# Problem to work on
In the records below, pick out all lines containing the word "page".

# Dataset rows

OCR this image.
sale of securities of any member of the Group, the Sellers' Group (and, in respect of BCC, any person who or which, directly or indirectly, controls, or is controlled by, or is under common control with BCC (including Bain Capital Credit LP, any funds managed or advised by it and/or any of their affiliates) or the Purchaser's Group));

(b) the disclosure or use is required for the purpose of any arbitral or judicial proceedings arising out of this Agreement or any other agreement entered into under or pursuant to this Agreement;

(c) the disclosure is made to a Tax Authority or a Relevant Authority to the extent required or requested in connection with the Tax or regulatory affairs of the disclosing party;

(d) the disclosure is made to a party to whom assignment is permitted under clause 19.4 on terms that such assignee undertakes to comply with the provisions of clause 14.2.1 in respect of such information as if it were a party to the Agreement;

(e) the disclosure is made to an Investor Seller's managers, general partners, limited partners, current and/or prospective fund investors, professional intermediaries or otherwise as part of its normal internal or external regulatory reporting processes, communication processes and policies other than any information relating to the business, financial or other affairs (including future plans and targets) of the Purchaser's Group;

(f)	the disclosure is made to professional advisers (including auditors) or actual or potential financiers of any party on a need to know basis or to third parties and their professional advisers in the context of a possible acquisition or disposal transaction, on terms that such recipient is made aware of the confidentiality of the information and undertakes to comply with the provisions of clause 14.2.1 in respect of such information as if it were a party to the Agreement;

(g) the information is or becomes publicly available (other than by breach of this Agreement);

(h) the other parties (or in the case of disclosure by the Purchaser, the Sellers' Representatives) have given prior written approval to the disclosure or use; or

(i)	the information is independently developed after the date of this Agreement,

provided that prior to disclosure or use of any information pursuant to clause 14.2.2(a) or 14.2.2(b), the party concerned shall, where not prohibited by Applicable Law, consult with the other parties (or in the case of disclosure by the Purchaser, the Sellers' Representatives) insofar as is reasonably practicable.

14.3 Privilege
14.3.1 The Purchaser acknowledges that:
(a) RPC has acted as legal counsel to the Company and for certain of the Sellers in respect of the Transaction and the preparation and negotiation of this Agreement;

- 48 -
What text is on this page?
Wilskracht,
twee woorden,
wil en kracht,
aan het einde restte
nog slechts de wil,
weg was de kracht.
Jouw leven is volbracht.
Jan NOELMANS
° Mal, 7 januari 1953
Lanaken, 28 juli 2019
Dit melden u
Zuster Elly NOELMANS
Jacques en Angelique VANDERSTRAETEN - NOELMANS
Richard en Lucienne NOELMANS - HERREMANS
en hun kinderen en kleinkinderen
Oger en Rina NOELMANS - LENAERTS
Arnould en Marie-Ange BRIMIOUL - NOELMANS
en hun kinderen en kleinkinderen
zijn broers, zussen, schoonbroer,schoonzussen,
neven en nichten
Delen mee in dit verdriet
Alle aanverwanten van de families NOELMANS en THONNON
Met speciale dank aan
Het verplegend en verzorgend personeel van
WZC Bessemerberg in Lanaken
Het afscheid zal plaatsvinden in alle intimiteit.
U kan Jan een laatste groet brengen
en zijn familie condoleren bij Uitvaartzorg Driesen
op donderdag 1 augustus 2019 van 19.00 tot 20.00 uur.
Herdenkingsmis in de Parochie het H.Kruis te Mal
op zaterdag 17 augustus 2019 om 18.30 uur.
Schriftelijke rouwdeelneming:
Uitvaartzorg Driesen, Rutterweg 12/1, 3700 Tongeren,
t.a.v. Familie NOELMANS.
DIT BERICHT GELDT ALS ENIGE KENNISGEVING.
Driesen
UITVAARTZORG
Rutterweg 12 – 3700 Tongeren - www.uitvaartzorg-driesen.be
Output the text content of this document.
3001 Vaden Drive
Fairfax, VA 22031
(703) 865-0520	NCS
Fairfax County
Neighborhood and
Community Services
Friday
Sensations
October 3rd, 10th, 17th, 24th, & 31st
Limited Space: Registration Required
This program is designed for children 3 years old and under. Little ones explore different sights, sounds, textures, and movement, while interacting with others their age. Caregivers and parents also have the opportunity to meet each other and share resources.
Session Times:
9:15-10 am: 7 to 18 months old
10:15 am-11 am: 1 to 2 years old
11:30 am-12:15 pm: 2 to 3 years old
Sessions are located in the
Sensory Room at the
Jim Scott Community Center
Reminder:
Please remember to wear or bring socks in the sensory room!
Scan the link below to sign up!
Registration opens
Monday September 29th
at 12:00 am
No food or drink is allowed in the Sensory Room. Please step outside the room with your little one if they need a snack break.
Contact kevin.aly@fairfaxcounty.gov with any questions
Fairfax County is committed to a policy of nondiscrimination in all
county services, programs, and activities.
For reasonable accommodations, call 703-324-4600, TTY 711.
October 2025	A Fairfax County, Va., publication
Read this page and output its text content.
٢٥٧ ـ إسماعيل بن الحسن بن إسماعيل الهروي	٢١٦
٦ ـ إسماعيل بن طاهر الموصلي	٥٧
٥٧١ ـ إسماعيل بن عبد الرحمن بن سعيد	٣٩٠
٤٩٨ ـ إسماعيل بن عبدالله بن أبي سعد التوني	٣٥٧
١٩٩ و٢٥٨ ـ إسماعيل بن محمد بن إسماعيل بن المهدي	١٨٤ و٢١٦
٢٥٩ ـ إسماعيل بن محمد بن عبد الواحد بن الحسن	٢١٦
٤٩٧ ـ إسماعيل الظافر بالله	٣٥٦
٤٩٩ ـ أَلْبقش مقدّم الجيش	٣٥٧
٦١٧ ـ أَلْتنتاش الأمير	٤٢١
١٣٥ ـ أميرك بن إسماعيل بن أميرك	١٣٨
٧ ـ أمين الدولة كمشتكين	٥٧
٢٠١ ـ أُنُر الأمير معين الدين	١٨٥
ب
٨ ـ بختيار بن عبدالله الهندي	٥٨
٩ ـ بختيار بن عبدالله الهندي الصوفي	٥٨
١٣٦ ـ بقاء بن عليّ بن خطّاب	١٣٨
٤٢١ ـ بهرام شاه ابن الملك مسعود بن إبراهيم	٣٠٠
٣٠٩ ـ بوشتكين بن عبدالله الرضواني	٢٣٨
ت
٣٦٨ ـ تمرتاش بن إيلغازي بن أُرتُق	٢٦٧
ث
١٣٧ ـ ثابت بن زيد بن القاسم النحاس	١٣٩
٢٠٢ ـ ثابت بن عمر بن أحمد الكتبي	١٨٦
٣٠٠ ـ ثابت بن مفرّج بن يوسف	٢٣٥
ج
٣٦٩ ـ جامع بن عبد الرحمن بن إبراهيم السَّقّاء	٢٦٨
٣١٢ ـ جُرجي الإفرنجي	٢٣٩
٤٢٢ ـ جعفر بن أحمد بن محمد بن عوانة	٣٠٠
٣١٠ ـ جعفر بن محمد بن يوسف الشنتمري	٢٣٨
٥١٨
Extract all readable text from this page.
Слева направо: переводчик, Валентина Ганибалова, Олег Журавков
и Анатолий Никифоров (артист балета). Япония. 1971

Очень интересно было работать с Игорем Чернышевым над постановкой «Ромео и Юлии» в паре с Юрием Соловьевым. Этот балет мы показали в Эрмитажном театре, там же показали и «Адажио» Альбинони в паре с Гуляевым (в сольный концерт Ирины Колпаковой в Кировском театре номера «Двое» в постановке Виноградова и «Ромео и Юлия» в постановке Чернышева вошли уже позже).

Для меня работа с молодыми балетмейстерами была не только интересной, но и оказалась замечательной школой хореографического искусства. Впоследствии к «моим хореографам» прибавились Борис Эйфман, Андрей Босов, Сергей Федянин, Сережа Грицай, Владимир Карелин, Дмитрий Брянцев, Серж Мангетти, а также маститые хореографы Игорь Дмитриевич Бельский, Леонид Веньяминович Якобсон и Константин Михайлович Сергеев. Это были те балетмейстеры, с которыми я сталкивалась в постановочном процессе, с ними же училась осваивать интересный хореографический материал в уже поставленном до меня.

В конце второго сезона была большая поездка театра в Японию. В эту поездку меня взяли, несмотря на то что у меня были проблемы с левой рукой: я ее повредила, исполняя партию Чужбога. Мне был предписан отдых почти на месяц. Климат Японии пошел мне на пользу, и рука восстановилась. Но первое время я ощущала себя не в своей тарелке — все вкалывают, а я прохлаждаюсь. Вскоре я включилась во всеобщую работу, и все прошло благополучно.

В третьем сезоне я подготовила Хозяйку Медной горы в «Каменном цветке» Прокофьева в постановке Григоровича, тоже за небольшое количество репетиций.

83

# Response to this exercise
What text is on this page?
Read this page and output its text content.
Extract all readable text from this page.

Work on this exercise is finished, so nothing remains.